● What needs to be done: Find each line with "BEST" and copy it.

--- start ---

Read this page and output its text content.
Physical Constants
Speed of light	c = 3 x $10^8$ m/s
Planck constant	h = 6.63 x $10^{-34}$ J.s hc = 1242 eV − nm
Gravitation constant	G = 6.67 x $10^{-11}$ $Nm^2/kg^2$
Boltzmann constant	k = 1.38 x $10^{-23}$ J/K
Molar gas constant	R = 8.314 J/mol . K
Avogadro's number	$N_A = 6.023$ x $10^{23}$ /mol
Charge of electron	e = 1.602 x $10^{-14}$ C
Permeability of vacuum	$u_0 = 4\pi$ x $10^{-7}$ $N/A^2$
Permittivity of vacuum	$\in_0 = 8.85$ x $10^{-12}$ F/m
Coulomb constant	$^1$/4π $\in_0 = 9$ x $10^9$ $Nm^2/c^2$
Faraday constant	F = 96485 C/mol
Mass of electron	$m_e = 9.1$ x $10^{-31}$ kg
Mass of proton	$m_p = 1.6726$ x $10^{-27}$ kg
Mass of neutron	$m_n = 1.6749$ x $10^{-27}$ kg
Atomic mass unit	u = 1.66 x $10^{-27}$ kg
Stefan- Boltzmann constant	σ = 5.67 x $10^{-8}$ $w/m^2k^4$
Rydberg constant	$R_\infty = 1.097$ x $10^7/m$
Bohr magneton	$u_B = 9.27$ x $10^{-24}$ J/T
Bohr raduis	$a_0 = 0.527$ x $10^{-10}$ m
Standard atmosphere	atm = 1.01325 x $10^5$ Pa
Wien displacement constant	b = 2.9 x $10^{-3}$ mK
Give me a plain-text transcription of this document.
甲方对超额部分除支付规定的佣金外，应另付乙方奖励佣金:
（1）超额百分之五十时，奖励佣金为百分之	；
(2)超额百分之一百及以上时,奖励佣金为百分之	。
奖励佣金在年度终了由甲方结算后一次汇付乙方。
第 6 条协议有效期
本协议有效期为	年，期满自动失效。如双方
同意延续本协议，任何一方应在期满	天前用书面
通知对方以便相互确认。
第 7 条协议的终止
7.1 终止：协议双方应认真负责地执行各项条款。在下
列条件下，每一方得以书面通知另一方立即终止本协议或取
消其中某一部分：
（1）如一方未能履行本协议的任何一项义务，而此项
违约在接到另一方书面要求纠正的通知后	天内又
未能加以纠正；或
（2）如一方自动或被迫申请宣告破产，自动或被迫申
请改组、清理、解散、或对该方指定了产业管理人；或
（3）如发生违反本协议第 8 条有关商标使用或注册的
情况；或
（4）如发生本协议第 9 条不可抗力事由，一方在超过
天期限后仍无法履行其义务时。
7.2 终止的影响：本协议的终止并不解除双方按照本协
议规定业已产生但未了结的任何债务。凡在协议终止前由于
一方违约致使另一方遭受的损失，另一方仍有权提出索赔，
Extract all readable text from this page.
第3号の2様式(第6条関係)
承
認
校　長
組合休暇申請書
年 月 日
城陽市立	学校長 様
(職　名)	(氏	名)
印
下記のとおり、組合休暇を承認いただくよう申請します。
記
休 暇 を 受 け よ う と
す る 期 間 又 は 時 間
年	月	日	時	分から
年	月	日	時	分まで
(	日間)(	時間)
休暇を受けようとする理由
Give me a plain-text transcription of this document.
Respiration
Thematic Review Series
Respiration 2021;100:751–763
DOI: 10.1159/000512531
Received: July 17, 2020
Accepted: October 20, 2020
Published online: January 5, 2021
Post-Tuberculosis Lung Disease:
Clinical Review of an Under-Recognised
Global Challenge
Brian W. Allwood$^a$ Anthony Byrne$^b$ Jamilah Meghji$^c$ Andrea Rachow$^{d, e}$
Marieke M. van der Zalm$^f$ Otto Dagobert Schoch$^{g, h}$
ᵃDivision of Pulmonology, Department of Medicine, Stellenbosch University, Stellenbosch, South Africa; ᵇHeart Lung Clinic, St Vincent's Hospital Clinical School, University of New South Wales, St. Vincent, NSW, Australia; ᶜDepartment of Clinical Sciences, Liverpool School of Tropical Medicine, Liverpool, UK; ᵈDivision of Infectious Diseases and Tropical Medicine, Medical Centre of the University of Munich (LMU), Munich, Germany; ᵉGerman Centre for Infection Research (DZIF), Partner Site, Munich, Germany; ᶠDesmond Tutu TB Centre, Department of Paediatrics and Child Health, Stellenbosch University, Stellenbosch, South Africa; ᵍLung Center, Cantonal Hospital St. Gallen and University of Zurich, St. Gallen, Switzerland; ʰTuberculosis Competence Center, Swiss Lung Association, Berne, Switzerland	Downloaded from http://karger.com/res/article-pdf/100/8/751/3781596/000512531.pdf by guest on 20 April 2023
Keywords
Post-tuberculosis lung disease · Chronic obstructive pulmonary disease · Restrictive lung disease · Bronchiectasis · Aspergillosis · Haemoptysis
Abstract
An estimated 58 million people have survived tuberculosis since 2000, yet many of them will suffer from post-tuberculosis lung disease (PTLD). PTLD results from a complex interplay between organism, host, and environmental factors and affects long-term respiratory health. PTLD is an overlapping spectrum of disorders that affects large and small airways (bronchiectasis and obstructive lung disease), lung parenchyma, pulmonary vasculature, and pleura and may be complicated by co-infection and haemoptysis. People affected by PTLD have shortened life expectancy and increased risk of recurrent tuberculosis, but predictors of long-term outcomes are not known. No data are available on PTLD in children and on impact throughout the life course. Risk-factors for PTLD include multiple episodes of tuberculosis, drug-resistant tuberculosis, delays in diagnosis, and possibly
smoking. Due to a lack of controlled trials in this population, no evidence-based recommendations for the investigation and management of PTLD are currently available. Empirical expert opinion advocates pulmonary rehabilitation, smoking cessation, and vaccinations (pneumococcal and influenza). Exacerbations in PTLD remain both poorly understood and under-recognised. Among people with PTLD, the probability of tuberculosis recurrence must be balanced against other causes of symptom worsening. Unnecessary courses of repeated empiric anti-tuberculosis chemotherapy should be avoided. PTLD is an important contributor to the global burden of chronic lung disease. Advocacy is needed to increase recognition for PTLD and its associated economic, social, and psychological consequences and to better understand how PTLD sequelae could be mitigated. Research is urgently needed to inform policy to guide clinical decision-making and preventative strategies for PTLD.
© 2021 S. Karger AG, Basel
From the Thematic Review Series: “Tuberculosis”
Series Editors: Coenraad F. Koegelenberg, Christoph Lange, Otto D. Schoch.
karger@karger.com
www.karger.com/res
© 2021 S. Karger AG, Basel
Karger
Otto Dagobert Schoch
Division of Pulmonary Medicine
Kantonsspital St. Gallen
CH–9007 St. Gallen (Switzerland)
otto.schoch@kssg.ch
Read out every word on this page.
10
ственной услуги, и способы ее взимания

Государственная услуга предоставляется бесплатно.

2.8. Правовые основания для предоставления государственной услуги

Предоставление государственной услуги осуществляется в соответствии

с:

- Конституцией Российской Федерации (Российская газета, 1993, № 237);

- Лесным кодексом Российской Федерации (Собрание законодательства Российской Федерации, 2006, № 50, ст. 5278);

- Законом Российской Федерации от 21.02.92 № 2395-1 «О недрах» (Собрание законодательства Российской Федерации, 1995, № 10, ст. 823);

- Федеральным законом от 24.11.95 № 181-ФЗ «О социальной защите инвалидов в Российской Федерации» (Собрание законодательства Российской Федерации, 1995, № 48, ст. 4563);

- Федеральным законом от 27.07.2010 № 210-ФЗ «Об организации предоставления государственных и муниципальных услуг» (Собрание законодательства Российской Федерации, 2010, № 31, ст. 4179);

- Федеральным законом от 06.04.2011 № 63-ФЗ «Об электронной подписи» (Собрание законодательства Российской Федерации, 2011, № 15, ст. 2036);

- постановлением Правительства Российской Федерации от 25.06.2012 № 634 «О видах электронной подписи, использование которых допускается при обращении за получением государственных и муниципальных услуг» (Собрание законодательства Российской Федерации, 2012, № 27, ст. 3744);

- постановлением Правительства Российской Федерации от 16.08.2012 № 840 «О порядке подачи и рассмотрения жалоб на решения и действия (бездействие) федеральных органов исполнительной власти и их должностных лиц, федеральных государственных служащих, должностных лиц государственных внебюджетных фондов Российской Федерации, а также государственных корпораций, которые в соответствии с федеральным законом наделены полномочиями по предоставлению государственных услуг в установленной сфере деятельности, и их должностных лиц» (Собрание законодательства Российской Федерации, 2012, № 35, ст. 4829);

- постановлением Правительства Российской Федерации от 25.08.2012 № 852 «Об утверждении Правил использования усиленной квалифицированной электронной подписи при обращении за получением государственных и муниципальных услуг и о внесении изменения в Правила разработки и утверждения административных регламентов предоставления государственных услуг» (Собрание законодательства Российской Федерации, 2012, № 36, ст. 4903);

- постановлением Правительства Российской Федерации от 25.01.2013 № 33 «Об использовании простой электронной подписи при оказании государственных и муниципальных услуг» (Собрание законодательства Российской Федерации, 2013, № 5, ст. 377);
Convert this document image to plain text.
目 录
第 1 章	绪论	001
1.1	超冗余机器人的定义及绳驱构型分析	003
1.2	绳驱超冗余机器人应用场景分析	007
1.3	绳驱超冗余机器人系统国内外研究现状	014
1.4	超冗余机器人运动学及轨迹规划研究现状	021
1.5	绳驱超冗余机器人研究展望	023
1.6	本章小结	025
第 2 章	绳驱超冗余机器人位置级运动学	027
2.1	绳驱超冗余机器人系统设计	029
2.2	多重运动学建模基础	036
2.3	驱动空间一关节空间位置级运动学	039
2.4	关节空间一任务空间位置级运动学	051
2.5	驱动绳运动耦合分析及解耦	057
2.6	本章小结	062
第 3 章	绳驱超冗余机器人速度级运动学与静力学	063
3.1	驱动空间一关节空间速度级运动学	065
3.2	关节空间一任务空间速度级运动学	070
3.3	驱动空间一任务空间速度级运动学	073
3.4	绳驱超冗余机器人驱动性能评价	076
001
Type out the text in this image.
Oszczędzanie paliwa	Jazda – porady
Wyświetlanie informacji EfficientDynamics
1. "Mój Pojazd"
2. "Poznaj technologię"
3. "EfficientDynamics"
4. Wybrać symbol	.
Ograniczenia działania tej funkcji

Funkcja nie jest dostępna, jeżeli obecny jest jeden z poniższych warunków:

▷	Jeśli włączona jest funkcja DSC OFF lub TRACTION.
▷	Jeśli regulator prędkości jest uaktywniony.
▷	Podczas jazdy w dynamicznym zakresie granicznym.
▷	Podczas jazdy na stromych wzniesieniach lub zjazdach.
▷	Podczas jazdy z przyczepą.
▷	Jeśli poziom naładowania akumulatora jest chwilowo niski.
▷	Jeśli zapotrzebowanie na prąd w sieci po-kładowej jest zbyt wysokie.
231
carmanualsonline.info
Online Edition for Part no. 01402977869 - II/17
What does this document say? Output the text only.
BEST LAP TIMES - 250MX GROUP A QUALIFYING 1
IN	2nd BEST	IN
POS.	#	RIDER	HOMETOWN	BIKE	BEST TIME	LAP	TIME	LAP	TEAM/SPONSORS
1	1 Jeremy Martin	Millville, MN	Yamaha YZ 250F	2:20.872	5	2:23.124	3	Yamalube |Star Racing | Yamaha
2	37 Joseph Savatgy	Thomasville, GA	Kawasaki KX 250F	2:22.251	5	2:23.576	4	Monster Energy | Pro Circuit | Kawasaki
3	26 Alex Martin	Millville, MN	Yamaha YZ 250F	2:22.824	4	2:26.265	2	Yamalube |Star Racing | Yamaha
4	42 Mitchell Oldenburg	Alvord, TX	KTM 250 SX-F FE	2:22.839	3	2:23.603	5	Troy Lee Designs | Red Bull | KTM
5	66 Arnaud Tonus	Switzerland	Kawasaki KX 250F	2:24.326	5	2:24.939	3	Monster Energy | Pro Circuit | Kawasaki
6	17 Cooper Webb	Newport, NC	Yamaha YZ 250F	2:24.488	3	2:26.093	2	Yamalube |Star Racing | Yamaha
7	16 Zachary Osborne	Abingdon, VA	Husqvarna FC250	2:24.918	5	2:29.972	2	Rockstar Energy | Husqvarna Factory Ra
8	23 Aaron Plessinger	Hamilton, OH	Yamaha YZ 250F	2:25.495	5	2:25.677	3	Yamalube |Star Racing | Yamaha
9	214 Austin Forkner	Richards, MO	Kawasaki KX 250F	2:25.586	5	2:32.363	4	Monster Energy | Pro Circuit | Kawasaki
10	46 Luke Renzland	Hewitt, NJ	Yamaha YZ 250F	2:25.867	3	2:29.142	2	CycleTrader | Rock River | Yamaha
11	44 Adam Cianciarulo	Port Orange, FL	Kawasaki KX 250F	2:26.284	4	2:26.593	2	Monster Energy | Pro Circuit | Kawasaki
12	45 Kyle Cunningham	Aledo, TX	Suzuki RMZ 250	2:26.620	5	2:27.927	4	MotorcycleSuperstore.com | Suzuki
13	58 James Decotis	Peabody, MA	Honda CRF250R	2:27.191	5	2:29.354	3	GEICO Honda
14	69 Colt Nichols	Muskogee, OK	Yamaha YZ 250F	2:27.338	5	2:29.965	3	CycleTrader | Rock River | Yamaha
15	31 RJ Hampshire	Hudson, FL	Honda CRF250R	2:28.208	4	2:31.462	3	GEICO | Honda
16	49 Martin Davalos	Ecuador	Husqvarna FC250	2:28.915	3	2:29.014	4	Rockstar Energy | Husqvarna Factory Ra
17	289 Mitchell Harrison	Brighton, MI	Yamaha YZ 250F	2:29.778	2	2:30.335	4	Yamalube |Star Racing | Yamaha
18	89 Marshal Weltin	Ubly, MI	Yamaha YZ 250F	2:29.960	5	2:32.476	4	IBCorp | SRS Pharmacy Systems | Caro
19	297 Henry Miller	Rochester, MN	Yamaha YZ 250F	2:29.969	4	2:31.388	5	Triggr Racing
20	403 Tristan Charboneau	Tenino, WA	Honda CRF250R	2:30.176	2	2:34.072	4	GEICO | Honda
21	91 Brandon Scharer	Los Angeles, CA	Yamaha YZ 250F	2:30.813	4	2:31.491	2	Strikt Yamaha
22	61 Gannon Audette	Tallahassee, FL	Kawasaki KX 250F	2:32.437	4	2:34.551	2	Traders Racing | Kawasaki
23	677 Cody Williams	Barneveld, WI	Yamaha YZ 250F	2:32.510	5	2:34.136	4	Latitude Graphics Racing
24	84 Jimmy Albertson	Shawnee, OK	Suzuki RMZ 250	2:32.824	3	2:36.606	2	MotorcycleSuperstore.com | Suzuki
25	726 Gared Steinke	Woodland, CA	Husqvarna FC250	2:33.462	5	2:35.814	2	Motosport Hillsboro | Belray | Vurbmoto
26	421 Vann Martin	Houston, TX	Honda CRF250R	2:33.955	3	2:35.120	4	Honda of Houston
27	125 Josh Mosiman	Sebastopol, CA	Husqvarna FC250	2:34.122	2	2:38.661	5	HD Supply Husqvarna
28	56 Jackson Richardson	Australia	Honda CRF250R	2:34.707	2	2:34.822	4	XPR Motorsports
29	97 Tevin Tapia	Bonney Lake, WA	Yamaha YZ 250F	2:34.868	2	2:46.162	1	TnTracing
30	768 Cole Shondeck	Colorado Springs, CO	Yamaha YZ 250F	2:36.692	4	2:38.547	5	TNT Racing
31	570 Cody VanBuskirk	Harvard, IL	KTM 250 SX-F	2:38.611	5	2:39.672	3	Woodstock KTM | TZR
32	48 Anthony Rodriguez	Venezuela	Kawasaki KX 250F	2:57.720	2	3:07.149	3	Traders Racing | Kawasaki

--- end ---

● The completed task:
BEST LAP TIMES - 250MX GROUP A QUALIFYING 1
IN	2nd BEST	IN
POS.	#	RIDER	HOMETOWN	BIKE	BEST TIME	LAP	TIME	LAP	TEAM/SPONSORS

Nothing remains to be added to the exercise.